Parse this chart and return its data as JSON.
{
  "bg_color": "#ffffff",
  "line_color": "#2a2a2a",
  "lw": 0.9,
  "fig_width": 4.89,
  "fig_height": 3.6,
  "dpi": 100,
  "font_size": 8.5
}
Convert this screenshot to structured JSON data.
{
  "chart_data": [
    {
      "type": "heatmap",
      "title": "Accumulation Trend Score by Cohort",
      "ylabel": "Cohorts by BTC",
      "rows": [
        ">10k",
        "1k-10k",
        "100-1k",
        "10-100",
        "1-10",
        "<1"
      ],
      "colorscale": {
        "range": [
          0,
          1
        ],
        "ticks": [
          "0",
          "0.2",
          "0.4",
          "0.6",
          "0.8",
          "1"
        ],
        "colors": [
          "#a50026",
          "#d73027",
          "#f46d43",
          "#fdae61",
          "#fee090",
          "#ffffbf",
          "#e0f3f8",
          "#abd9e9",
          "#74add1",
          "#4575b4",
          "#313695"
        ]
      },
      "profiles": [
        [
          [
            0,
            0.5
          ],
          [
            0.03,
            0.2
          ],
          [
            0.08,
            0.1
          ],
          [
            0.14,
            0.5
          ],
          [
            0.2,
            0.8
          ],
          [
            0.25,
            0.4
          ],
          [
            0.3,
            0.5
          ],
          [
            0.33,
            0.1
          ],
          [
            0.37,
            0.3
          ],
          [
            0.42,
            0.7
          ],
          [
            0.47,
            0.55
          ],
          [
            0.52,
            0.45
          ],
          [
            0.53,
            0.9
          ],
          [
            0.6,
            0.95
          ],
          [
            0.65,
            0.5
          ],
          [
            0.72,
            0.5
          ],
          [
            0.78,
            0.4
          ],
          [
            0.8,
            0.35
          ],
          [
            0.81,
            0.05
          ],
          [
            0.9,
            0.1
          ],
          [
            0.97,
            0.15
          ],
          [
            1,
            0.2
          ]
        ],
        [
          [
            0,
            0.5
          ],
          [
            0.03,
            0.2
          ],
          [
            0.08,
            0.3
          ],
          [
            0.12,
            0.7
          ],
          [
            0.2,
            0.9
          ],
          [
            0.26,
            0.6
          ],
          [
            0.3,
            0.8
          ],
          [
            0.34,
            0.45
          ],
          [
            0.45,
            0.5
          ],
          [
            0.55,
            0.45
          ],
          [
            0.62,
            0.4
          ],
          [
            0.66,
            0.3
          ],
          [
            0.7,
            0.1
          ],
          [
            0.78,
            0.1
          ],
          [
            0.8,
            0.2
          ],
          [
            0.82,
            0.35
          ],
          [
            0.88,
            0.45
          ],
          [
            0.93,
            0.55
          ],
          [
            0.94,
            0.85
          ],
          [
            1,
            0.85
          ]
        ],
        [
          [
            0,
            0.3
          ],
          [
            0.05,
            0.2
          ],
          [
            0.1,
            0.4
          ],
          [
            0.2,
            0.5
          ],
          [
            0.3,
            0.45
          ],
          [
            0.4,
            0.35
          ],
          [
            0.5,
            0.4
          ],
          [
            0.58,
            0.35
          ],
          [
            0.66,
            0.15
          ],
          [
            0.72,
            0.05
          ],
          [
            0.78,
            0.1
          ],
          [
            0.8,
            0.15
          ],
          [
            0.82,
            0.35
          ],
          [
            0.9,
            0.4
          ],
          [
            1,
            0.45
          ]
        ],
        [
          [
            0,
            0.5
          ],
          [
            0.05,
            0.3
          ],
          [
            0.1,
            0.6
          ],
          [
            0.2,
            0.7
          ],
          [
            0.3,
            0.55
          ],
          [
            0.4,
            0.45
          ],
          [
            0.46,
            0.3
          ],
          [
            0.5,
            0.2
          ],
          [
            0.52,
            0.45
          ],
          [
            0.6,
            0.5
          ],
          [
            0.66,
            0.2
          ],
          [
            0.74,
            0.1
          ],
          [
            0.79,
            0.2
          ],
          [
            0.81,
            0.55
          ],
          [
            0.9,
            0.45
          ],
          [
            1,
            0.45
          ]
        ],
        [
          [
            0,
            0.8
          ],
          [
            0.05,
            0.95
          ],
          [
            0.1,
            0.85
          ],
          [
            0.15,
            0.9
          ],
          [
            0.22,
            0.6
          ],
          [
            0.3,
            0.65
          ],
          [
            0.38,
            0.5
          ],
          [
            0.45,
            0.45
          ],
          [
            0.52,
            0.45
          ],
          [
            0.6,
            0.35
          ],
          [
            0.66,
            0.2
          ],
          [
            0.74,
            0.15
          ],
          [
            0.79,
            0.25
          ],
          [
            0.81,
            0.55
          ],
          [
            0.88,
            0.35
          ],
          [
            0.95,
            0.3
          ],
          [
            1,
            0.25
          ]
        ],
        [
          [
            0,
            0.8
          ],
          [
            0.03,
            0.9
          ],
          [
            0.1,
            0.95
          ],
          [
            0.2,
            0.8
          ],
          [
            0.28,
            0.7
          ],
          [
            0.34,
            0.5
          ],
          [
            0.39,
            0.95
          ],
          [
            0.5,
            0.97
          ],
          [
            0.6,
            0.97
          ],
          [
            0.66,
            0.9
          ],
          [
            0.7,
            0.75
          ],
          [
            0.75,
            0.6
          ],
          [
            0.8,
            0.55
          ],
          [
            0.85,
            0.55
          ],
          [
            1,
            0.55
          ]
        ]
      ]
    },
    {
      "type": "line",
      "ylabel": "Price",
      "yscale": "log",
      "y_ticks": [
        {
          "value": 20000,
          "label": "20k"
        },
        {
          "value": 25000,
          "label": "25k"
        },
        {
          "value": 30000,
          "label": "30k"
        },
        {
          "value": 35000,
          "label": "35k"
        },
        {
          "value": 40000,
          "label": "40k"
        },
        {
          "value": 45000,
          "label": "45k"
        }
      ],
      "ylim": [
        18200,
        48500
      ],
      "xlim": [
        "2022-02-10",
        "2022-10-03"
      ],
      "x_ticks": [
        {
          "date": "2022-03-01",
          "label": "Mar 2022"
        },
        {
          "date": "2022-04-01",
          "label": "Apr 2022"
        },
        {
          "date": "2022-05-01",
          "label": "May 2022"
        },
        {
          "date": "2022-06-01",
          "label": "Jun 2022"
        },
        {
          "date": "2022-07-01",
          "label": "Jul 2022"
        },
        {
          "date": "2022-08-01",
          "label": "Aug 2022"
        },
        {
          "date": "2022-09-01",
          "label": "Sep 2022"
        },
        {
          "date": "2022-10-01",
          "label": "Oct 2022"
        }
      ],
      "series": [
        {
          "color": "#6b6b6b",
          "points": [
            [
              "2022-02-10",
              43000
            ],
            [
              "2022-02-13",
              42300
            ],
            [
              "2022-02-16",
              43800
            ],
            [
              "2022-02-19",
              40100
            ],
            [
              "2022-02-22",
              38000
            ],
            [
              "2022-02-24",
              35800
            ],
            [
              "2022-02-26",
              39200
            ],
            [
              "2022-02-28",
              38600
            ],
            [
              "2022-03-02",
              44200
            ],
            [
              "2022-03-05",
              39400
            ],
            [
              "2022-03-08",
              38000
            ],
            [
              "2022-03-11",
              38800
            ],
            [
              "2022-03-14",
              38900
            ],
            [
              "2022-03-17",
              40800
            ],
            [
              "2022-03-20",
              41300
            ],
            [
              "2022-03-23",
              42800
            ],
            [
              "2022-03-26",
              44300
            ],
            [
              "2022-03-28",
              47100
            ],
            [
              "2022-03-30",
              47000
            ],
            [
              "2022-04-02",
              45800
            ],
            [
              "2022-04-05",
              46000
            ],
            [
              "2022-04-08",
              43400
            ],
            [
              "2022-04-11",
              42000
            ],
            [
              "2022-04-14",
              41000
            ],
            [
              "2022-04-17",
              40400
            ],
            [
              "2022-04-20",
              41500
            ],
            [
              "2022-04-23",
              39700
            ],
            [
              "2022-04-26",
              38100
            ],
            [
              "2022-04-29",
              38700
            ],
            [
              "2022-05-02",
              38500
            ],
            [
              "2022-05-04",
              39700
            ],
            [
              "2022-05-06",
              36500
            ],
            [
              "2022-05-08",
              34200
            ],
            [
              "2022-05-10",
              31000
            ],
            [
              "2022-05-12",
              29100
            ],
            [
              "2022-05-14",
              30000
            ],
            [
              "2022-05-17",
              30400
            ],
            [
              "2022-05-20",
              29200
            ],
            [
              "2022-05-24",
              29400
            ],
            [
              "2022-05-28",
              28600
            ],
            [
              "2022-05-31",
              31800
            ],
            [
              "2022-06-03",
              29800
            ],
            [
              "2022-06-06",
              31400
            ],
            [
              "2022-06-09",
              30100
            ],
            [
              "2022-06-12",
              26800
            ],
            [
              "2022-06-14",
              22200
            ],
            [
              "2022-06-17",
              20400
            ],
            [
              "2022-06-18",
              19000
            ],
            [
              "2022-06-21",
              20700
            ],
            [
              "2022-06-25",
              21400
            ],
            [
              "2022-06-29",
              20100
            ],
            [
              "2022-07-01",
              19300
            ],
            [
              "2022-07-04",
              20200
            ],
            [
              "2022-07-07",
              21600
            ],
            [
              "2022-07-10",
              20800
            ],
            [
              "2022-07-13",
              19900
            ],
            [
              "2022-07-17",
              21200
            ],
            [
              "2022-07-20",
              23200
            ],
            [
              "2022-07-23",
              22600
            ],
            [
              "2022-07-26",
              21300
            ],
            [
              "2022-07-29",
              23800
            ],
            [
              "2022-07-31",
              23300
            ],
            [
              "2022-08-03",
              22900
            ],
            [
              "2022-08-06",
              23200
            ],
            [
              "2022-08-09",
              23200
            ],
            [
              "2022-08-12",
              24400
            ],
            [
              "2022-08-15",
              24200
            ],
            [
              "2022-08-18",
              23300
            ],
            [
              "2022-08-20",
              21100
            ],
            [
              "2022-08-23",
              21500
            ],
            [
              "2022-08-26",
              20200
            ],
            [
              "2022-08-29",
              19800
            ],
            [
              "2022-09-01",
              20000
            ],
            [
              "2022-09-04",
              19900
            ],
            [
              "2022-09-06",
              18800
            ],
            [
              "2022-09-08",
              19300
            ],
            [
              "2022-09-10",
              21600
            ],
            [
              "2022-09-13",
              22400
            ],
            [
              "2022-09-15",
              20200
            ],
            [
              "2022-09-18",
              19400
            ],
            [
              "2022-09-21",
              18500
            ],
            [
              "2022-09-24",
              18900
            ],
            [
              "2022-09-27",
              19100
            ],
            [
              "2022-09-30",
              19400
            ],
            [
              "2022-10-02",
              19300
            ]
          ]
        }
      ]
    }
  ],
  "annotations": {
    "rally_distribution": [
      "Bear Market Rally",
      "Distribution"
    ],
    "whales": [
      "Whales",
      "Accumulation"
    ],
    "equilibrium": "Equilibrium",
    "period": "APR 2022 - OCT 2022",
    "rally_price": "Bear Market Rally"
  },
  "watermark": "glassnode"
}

__________

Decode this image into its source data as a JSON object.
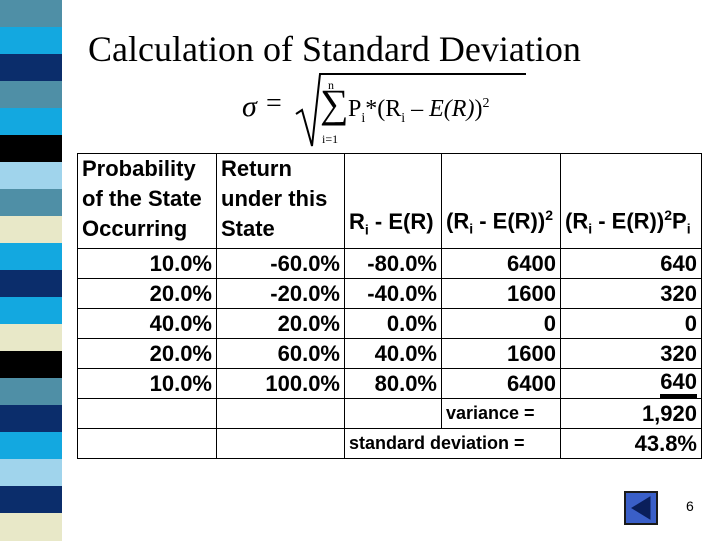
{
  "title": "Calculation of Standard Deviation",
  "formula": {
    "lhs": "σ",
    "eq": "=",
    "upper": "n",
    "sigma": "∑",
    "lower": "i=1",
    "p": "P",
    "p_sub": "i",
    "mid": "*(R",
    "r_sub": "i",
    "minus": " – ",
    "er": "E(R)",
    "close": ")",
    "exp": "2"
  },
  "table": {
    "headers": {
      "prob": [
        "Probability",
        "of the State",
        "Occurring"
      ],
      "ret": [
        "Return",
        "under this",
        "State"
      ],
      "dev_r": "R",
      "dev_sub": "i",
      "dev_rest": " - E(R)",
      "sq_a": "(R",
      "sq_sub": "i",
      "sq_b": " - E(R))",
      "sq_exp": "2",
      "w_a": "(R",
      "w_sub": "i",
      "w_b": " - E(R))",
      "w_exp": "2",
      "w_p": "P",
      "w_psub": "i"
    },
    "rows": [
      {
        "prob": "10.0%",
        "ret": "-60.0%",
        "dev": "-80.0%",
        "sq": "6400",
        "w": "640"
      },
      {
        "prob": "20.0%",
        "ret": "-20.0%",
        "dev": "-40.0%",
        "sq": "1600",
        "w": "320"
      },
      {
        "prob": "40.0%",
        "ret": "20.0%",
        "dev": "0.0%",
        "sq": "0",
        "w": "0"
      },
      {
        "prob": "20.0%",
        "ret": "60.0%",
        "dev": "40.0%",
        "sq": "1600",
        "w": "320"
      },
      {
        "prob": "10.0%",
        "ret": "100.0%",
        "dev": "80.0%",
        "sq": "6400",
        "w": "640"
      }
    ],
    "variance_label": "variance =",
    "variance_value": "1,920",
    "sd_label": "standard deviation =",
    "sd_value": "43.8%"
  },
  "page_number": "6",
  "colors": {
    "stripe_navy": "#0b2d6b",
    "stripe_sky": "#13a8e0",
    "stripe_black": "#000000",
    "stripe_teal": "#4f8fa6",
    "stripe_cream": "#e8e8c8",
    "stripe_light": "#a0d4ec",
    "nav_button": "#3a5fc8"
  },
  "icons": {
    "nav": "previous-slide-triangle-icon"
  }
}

__________

WHAT IS REQUIRED ::
Review the material and copy each line in which the word "title" appears.

RESPONSE FOR THIS EXERCISE ::
      "title": "Accumulation Trend Score by Cohort",
  "title": "Calculation of Standard Deviation",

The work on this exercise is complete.